* **GIVEN TASK**: Repeat each entry exactly and drop the pictures.

* **Extracted records**:
════
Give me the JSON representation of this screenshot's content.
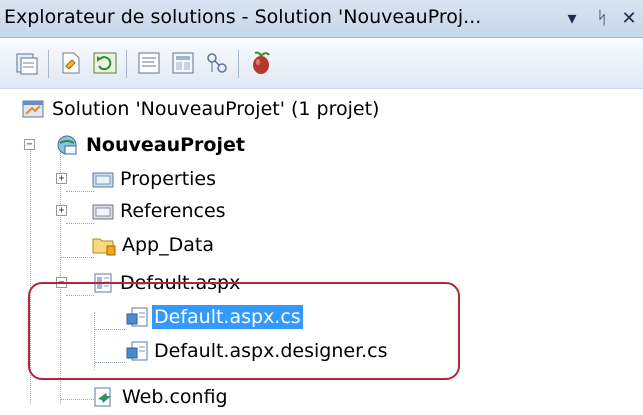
{
  "window": {
    "title": "Explorateur de solutions - Solution 'NouveauProj...",
    "dropdown_glyph": "▾",
    "pin_glyph": "ᛋ",
    "close_glyph": "✕"
  },
  "toolbar": {
    "buttons": [
      {
        "name": "properties-icon"
      },
      {
        "name": "show-all-files-icon"
      },
      {
        "name": "refresh-icon"
      },
      {
        "name": "view-code-icon"
      },
      {
        "name": "view-designer-icon"
      },
      {
        "name": "nest-related-files-icon"
      },
      {
        "name": "copy-web-site-icon"
      }
    ]
  },
  "tree": {
    "solution": "Solution 'NouveauProjet' (1 projet)",
    "project": "NouveauProjet",
    "items": {
      "properties": "Properties",
      "references": "References",
      "app_data": "App_Data",
      "default_aspx": "Default.aspx",
      "default_aspx_cs": "Default.aspx.cs",
      "default_aspx_designer": "Default.aspx.designer.cs",
      "web_config": "Web.config"
    },
    "expander_plus": "+",
    "expander_minus": "−"
  },
  "colors": {
    "selection": "#3399ff",
    "highlight_border": "#b3263a"
  }
}
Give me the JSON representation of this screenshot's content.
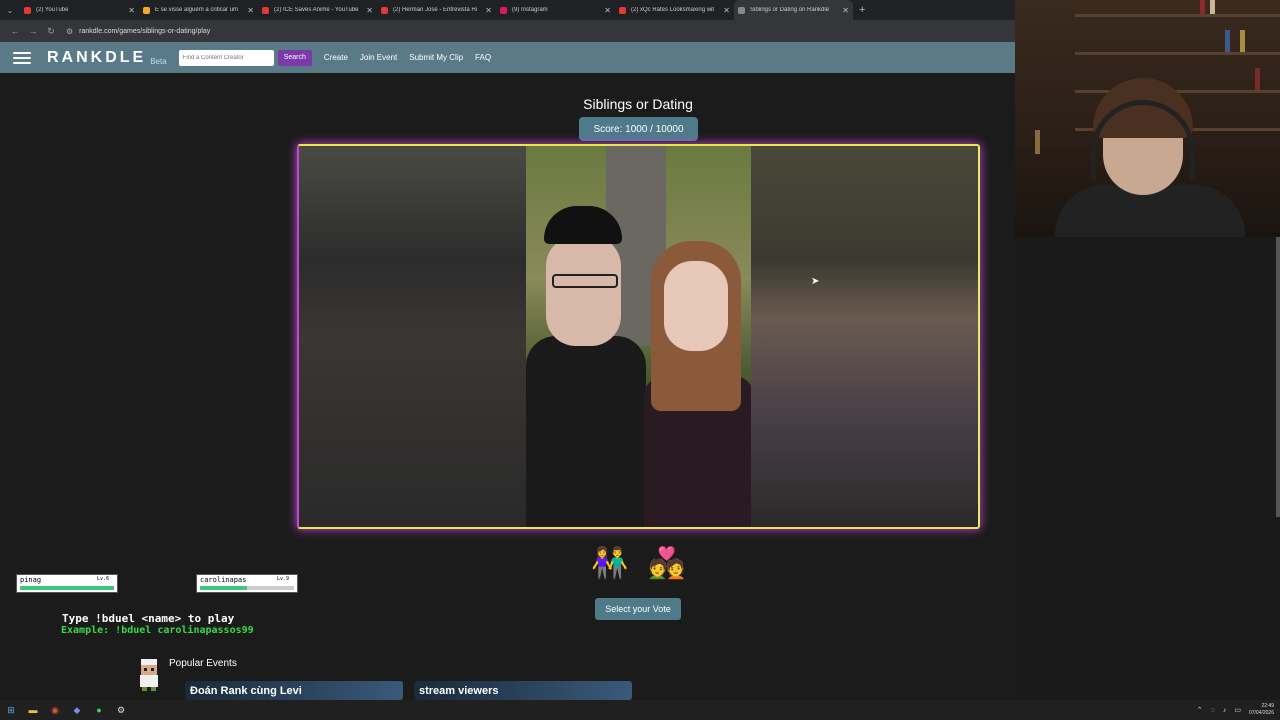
{
  "browser": {
    "tabs": [
      {
        "label": "(2) YouTube",
        "color": "#e53935"
      },
      {
        "label": "E se visse alguém a criticar um",
        "color": "#f9a825"
      },
      {
        "label": "(2) ICE Saves Anime - YouTube",
        "color": "#e53935"
      },
      {
        "label": "(2) Herman José - Entrevista Hi",
        "color": "#e53935"
      },
      {
        "label": "(9) Instagram",
        "color": "#d81b60"
      },
      {
        "label": "(2) xQc Rates Looksmaxing wit",
        "color": "#e53935"
      },
      {
        "label": "Siblings or Dating on Rankdle",
        "color": "#888888"
      }
    ],
    "url": "rankdle.com/games/siblings-or-dating/play"
  },
  "site": {
    "logo": "RANKDLE",
    "beta": "Beta",
    "search_placeholder": "Find a Content Creator",
    "search_button": "Search",
    "nav": [
      "Create",
      "Join Event",
      "Submit My Clip",
      "FAQ"
    ]
  },
  "game": {
    "title": "Siblings or Dating",
    "score": "Score: 1000 / 10000",
    "vote_button": "Select your Vote",
    "choice_siblings_icon": "siblings-icon",
    "choice_dating_icon": "dating-icon"
  },
  "overlay": {
    "players": [
      {
        "name": "pinag",
        "level": "Lv.6",
        "hp": 1.0
      },
      {
        "name": "carolinapas",
        "level": "Lv.9",
        "hp": 0.5
      }
    ],
    "duel_line1": "Type !bduel <name> to play",
    "duel_line2": "Example: !bduel carolinapassos99"
  },
  "events": {
    "title": "Popular Events",
    "cards": [
      "Đoán Rank cùng Levi",
      "stream viewers"
    ]
  },
  "taskbar": {
    "time": "22:49",
    "date": "07/04/2026"
  },
  "colors": {
    "accent": "#4e7a8a",
    "header": "#5a7a88",
    "search_button": "#7a3aa8",
    "frame_glow_left": "#c04ad0",
    "frame_glow_right": "#e8e84a"
  }
}
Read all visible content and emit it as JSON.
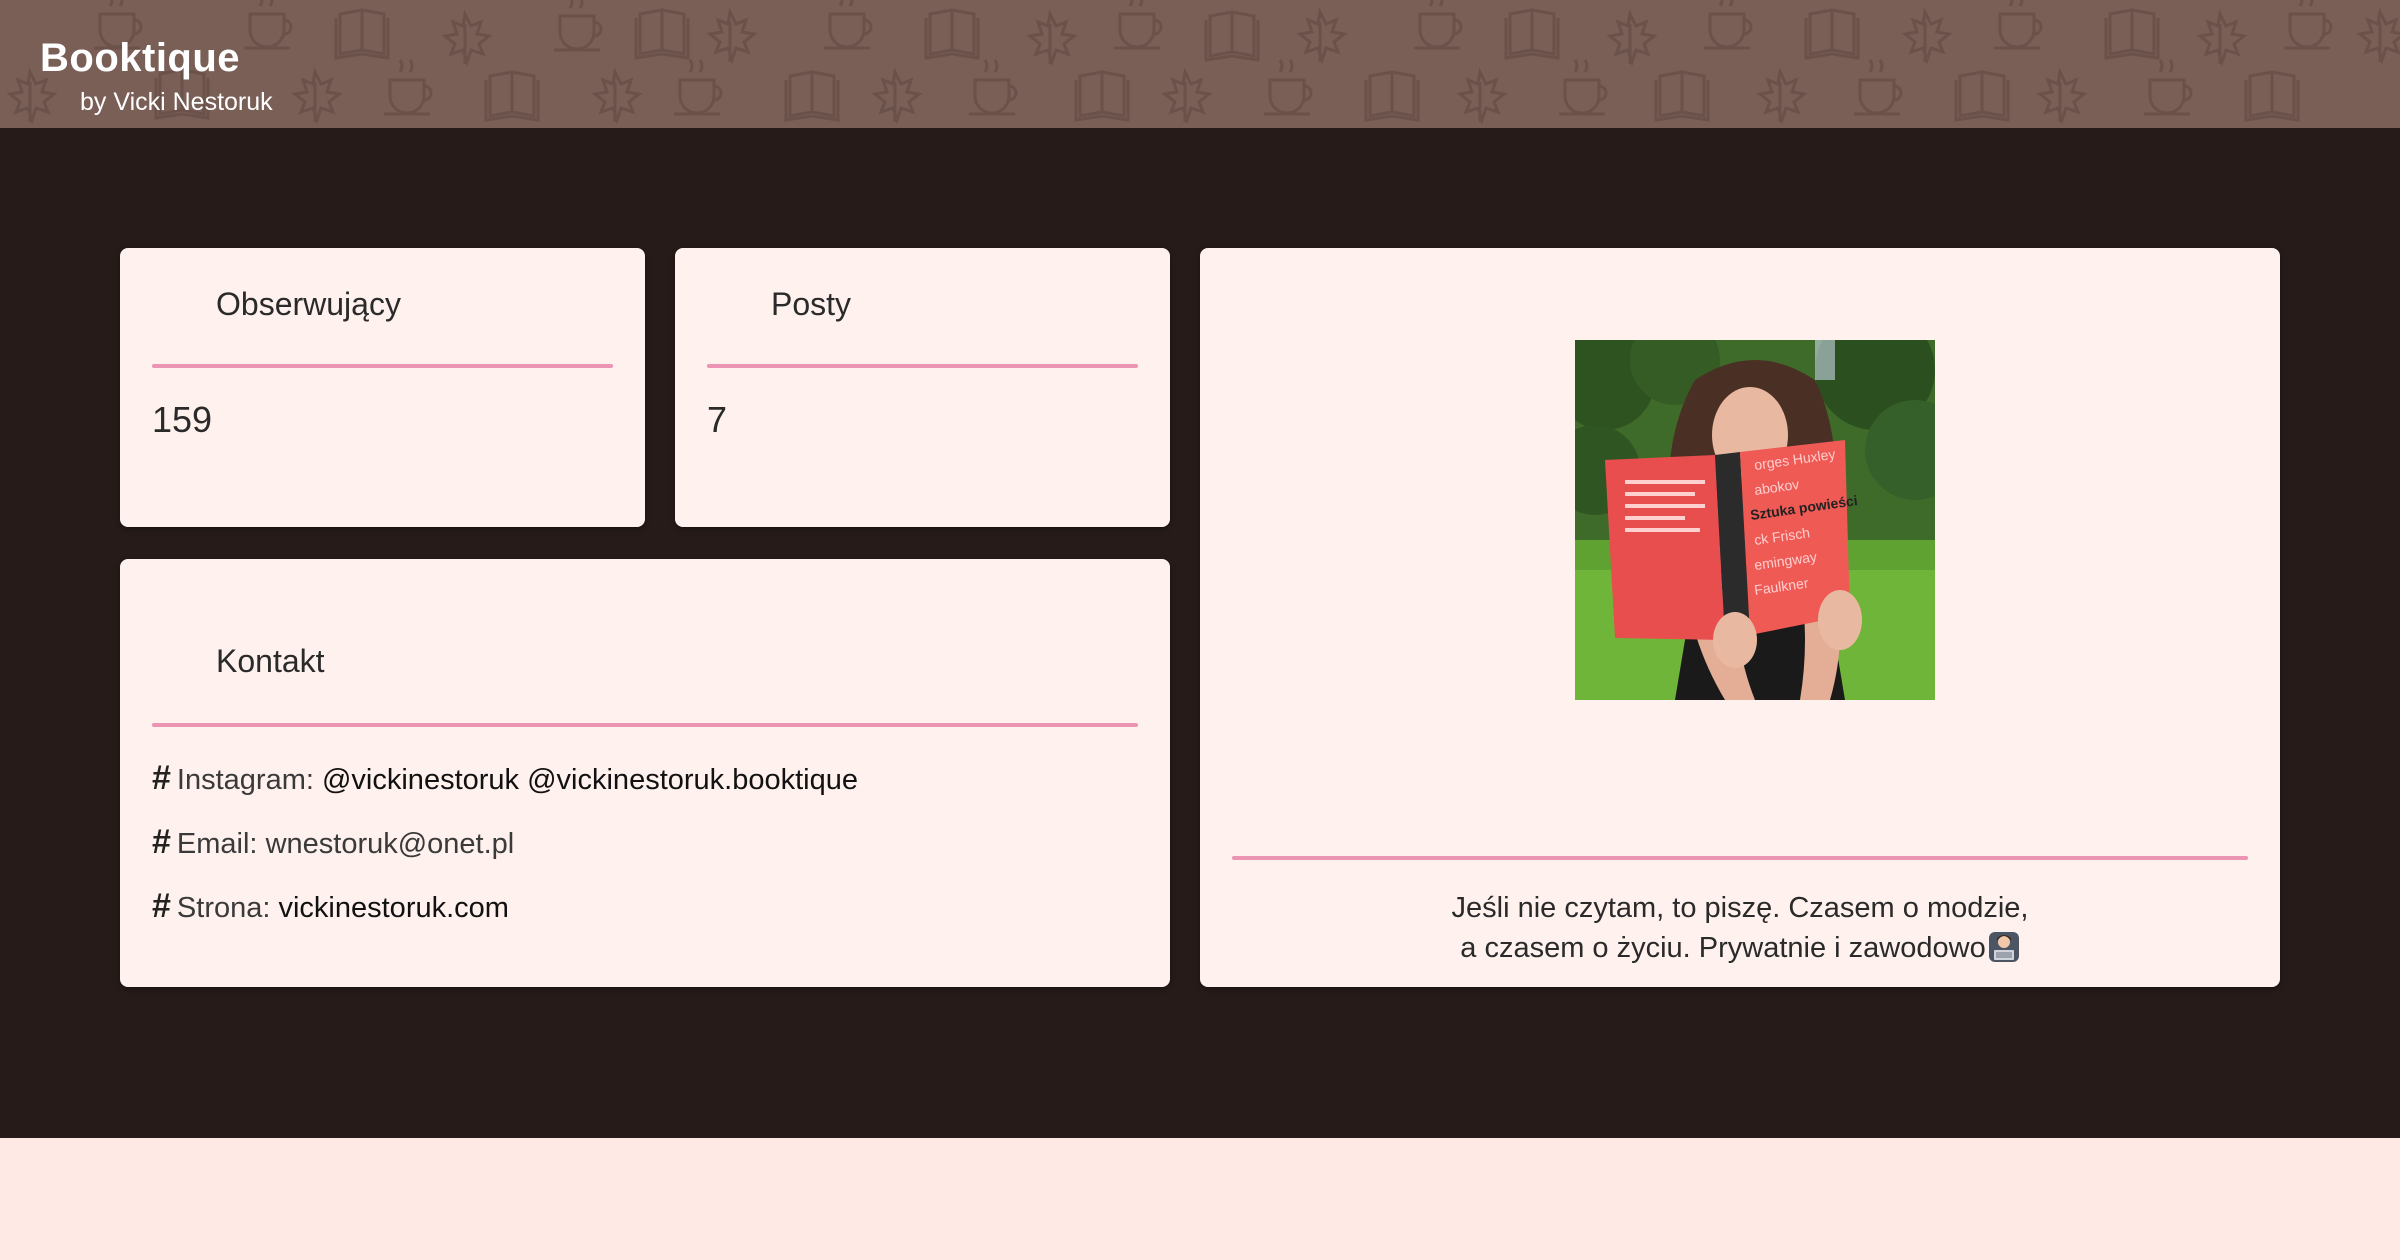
{
  "header": {
    "title": "Booktique",
    "subtitle": "by Vicki Nestoruk",
    "background_color": "#7a5f57",
    "pattern_icons": [
      "coffee-cup-icon",
      "book-icon",
      "maple-leaf-icon"
    ]
  },
  "colors": {
    "main_background": "#261b19",
    "card_background": "#fff1ee",
    "accent_rule": "#ec94b4",
    "footer_background": "#ffe9e4"
  },
  "followers": {
    "label": "Obserwujący",
    "value": "159"
  },
  "posts": {
    "label": "Posty",
    "value": "7"
  },
  "contact": {
    "label": "Kontakt",
    "instagram": {
      "label": "Instagram:",
      "handle_1": "@vickinestoruk",
      "handle_2": "@vickinestoruk.booktique"
    },
    "email": {
      "label": "Email:",
      "value": "wnestoruk@onet.pl"
    },
    "website": {
      "label": "Strona:",
      "value": "vickinestoruk.com"
    }
  },
  "profile": {
    "photo_icon": "profile-photo",
    "bio_line_1": "Jeśli nie czytam, to piszę. Czasem o modzie,",
    "bio_line_2": "a czasem o życiu. Prywatnie i zawodowo",
    "bio_emoji": "woman-at-laptop-emoji"
  }
}
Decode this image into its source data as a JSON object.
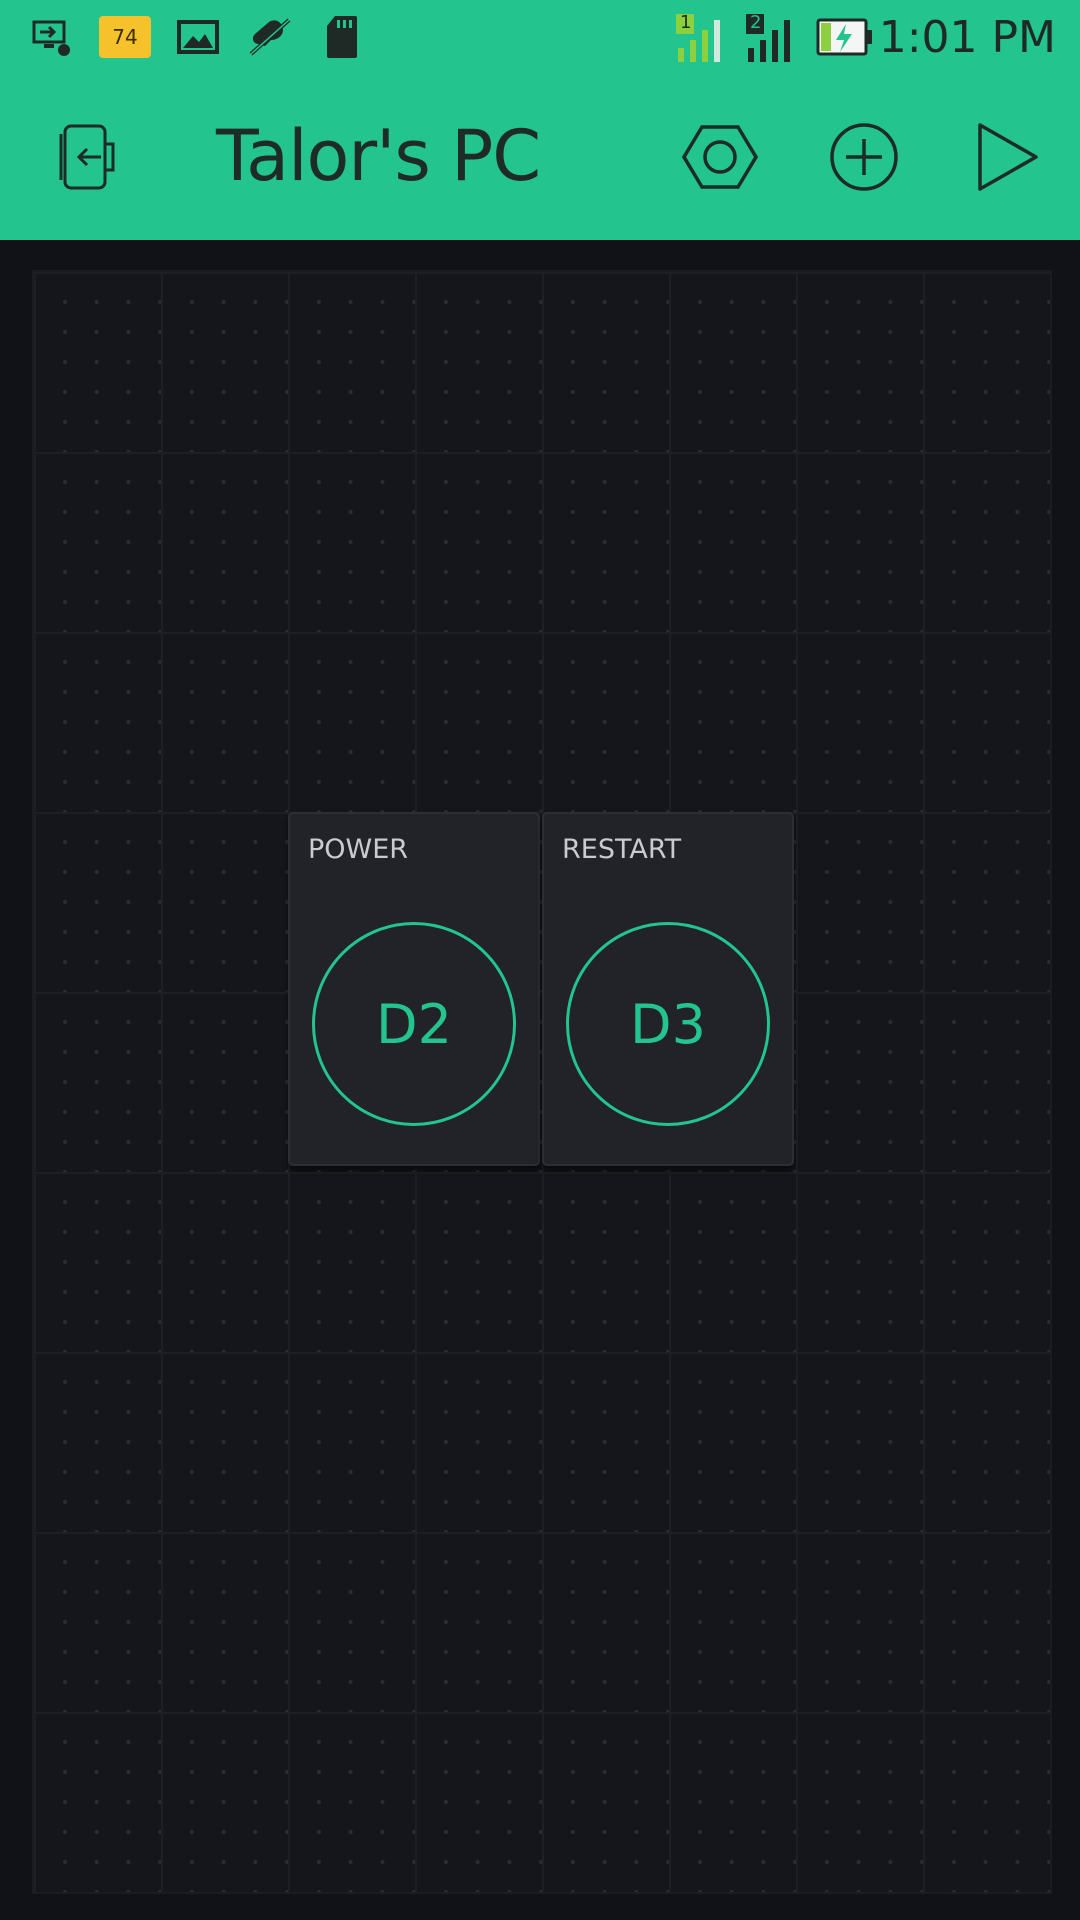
{
  "status_bar": {
    "time": "1:01 PM",
    "notification_badge": "74",
    "sim1_label": "1",
    "sim2_label": "2",
    "icons": [
      "usb-debug-icon",
      "thermometer-badge-icon",
      "gallery-icon",
      "mute-icon",
      "sd-card-icon",
      "signal-sim1-icon",
      "signal-sim2-icon",
      "battery-charging-icon"
    ]
  },
  "app_bar": {
    "title": "Talor's PC",
    "icons": [
      "exit-icon",
      "settings-icon",
      "add-icon",
      "play-icon"
    ]
  },
  "widgets": [
    {
      "label": "POWER",
      "pin": "D2"
    },
    {
      "label": "RESTART",
      "pin": "D3"
    }
  ],
  "colors": {
    "accent": "#23c48e",
    "background": "#111217",
    "widget_background": "#212328"
  }
}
════
* **OUTPUT FOR THIS TASK**:
Give me the JSON representation of this screenshot's content.
{
  "window": {
    "title": "Explorateur de solutions - Solution 'NouveauProj...",
    "dropdown_glyph": "▾",
    "pin_glyph": "ᛋ",
    "close_glyph": "✕"
  },
  "toolbar": {
    "buttons": [
      {
        "name": "properties-icon"
      },
      {
        "name": "show-all-files-icon"
      },
      {
        "name": "refresh-icon"
      },
      {
        "name": "view-code-icon"
      },
      {
        "name": "view-designer-icon"
      },
      {
        "name": "nest-related-files-icon"
      },
      {
        "name": "copy-web-site-icon"
      }
    ]
  },
  "tree": {
    "solution": "Solution 'NouveauProjet' (1 projet)",
    "project": "NouveauProjet",
    "items": {
      "properties": "Properties",
      "references": "References",
      "app_data": "App_Data",
      "default_aspx": "Default.aspx",
      "default_aspx_cs": "Default.aspx.cs",
      "default_aspx_designer": "Default.aspx.designer.cs",
      "web_config": "Web.config"
    },
    "expander_plus": "+",
    "expander_minus": "−"
  },
  "colors": {
    "selection": "#3399ff",
    "highlight_border": "#b3263a"
  }
}
Give me the JSON representation of this screenshot's content.
{
  "browser": {
    "tabs": [
      {
        "label": "(2) YouTube",
        "color": "#e53935"
      },
      {
        "label": "E se visse alguém a criticar um",
        "color": "#f9a825"
      },
      {
        "label": "(2) ICE Saves Anime - YouTube",
        "color": "#e53935"
      },
      {
        "label": "(2) Herman José - Entrevista Hi",
        "color": "#e53935"
      },
      {
        "label": "(9) Instagram",
        "color": "#d81b60"
      },
      {
        "label": "(2) xQc Rates Looksmaxing wit",
        "color": "#e53935"
      },
      {
        "label": "Siblings or Dating on Rankdle",
        "color": "#888888"
      }
    ],
    "url": "rankdle.com/games/siblings-or-dating/play"
  },
  "site": {
    "logo": "RANKDLE",
    "beta": "Beta",
    "search_placeholder": "Find a Content Creator",
    "search_button": "Search",
    "nav": [
      "Create",
      "Join Event",
      "Submit My Clip",
      "FAQ"
    ]
  },
  "game": {
    "title": "Siblings or Dating",
    "score": "Score: 1000 / 10000",
    "vote_button": "Select your Vote",
    "choice_siblings_icon": "siblings-icon",
    "choice_dating_icon": "dating-icon"
  },
  "overlay": {
    "players": [
      {
        "name": "pinag",
        "level": "Lv.6",
        "hp": 1.0
      },
      {
        "name": "carolinapas",
        "level": "Lv.9",
        "hp": 0.5
      }
    ],
    "duel_line1": "Type !bduel <name> to play",
    "duel_line2": "Example: !bduel carolinapassos99"
  },
  "events": {
    "title": "Popular Events",
    "cards": [
      "Đoán Rank cùng Levi",
      "stream viewers"
    ]
  },
  "taskbar": {
    "time": "22:49",
    "date": "07/04/2026"
  },
  "colors": {
    "accent": "#4e7a8a",
    "header": "#5a7a88",
    "search_button": "#7a3aa8",
    "frame_glow_left": "#c04ad0",
    "frame_glow_right": "#e8e84a"
  }
}
Read all visible content and emit it as JSON.
{
  "header": {
    "title": "Booktique",
    "subtitle": "by Vicki Nestoruk",
    "background_color": "#7a5f57",
    "pattern_icons": [
      "coffee-cup-icon",
      "book-icon",
      "maple-leaf-icon"
    ]
  },
  "colors": {
    "main_background": "#261b19",
    "card_background": "#fff1ee",
    "accent_rule": "#ec94b4",
    "footer_background": "#ffe9e4"
  },
  "followers": {
    "label": "Obserwujący",
    "value": "159"
  },
  "posts": {
    "label": "Posty",
    "value": "7"
  },
  "contact": {
    "label": "Kontakt",
    "instagram": {
      "label": "Instagram:",
      "handle_1": "@vickinestoruk",
      "handle_2": "@vickinestoruk.booktique"
    },
    "email": {
      "label": "Email:",
      "value": "wnestoruk@onet.pl"
    },
    "website": {
      "label": "Strona:",
      "value": "vickinestoruk.com"
    }
  },
  "profile": {
    "photo_icon": "profile-photo",
    "bio_line_1": "Jeśli nie czytam, to piszę. Czasem o modzie,",
    "bio_line_2": "a czasem o życiu. Prywatnie i zawodowo",
    "bio_emoji": "woman-at-laptop-emoji"
  }
}
Decode this image into its source data as a JSON object.
{
  "status_bar": {
    "time": "1:01 PM",
    "notification_badge": "74",
    "sim1_label": "1",
    "sim2_label": "2",
    "icons": [
      "usb-debug-icon",
      "thermometer-badge-icon",
      "gallery-icon",
      "mute-icon",
      "sd-card-icon",
      "signal-sim1-icon",
      "signal-sim2-icon",
      "battery-charging-icon"
    ]
  },
  "app_bar": {
    "title": "Talor's PC",
    "icons": [
      "exit-icon",
      "settings-icon",
      "add-icon",
      "play-icon"
    ]
  },
  "widgets": [
    {
      "label": "POWER",
      "pin": "D2"
    },
    {
      "label": "RESTART",
      "pin": "D3"
    }
  ],
  "colors": {
    "accent": "#23c48e",
    "background": "#111217",
    "widget_background": "#212328"
  }
}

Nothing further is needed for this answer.